- _EXERCISE_
Could you give the data below again, exactly and completely?

- _TASK DATA_
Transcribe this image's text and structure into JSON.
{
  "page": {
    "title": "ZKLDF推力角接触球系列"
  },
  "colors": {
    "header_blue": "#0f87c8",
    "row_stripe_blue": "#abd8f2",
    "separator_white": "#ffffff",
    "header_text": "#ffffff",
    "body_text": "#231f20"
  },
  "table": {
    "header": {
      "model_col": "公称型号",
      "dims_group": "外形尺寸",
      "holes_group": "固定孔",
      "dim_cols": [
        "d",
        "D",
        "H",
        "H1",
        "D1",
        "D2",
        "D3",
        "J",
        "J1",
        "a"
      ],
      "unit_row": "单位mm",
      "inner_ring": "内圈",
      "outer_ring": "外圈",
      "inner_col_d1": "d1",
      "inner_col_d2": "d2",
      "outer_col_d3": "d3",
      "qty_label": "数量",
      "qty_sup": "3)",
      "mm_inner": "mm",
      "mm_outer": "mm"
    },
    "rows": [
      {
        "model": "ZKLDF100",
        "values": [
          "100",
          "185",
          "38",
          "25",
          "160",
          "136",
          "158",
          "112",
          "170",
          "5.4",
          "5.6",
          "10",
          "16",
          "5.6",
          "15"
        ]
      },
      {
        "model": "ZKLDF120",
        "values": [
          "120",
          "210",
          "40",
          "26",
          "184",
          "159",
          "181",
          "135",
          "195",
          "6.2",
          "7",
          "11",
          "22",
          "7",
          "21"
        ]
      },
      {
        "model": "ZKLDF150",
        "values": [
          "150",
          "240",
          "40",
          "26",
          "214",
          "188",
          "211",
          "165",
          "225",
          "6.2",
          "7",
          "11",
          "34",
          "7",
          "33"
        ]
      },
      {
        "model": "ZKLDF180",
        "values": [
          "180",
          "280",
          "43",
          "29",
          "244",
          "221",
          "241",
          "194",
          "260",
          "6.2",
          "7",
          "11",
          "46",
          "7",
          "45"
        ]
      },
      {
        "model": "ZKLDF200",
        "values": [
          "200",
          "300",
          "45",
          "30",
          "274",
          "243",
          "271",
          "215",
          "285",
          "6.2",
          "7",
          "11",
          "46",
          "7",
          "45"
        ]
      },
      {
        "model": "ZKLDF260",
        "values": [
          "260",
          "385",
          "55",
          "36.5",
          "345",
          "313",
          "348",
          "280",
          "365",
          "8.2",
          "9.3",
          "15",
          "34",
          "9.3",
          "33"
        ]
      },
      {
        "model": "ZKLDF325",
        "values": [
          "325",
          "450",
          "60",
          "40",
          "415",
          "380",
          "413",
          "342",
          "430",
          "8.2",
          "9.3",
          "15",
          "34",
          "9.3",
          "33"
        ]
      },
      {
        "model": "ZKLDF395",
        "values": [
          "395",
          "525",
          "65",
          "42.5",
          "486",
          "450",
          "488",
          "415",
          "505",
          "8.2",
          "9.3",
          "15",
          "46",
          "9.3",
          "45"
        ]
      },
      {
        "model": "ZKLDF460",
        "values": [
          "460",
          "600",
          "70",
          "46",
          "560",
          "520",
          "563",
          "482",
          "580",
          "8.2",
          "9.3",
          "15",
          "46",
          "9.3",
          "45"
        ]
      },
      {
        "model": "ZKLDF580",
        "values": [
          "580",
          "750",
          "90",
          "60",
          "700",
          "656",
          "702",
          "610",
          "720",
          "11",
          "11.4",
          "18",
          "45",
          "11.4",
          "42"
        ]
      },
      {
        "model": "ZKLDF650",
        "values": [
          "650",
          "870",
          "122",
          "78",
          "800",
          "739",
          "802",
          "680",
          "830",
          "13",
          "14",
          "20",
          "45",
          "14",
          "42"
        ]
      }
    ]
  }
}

- _TASK RESPONSE_
Transcribe this image's text and structure into JSON.
{
  "page": {
    "title": "ZKLDF推力角接触球系列"
  },
  "colors": {
    "header_blue": "#0f87c8",
    "row_stripe_blue": "#abd8f2",
    "separator_white": "#ffffff",
    "header_text": "#ffffff",
    "body_text": "#231f20"
  },
  "table": {
    "header": {
      "model_col": "公称型号",
      "dims_group": "外形尺寸",
      "holes_group": "固定孔",
      "dim_cols": [
        "d",
        "D",
        "H",
        "H1",
        "D1",
        "D2",
        "D3",
        "J",
        "J1",
        "a"
      ],
      "unit_row": "单位mm",
      "inner_ring": "内圈",
      "outer_ring": "外圈",
      "inner_col_d1": "d1",
      "inner_col_d2": "d2",
      "outer_col_d3": "d3",
      "qty_label": "数量",
      "qty_sup": "3)",
      "mm_inner": "mm",
      "mm_outer": "mm"
    },
    "rows": [
      {
        "model": "ZKLDF100",
        "values": [
          "100",
          "185",
          "38",
          "25",
          "160",
          "136",
          "158",
          "112",
          "170",
          "5.4",
          "5.6",
          "10",
          "16",
          "5.6",
          "15"
        ]
      },
      {
        "model": "ZKLDF120",
        "values": [
          "120",
          "210",
          "40",
          "26",
          "184",
          "159",
          "181",
          "135",
          "195",
          "6.2",
          "7",
          "11",
          "22",
          "7",
          "21"
        ]
      },
      {
        "model": "ZKLDF150",
        "values": [
          "150",
          "240",
          "40",
          "26",
          "214",
          "188",
          "211",
          "165",
          "225",
          "6.2",
          "7",
          "11",
          "34",
          "7",
          "33"
        ]
      },
      {
        "model": "ZKLDF180",
        "values": [
          "180",
          "280",
          "43",
          "29",
          "244",
          "221",
          "241",
          "194",
          "260",
          "6.2",
          "7",
          "11",
          "46",
          "7",
          "45"
        ]
      },
      {
        "model": "ZKLDF200",
        "values": [
          "200",
          "300",
          "45",
          "30",
          "274",
          "243",
          "271",
          "215",
          "285",
          "6.2",
          "7",
          "11",
          "46",
          "7",
          "45"
        ]
      },
      {
        "model": "ZKLDF260",
        "values": [
          "260",
          "385",
          "55",
          "36.5",
          "345",
          "313",
          "348",
          "280",
          "365",
          "8.2",
          "9.3",
          "15",
          "34",
          "9.3",
          "33"
        ]
      },
      {
        "model": "ZKLDF325",
        "values": [
          "325",
          "450",
          "60",
          "40",
          "415",
          "380",
          "413",
          "342",
          "430",
          "8.2",
          "9.3",
          "15",
          "34",
          "9.3",
          "33"
        ]
      },
      {
        "model": "ZKLDF395",
        "values": [
          "395",
          "525",
          "65",
          "42.5",
          "486",
          "450",
          "488",
          "415",
          "505",
          "8.2",
          "9.3",
          "15",
          "46",
          "9.3",
          "45"
        ]
      },
      {
        "model": "ZKLDF460",
        "values": [
          "460",
          "600",
          "70",
          "46",
          "560",
          "520",
          "563",
          "482",
          "580",
          "8.2",
          "9.3",
          "15",
          "46",
          "9.3",
          "45"
        ]
      },
      {
        "model": "ZKLDF580",
        "values": [
          "580",
          "750",
          "90",
          "60",
          "700",
          "656",
          "702",
          "610",
          "720",
          "11",
          "11.4",
          "18",
          "45",
          "11.4",
          "42"
        ]
      },
      {
        "model": "ZKLDF650",
        "values": [
          "650",
          "870",
          "122",
          "78",
          "800",
          "739",
          "802",
          "680",
          "830",
          "13",
          "14",
          "20",
          "45",
          "14",
          "42"
        ]
      }
    ]
  }
}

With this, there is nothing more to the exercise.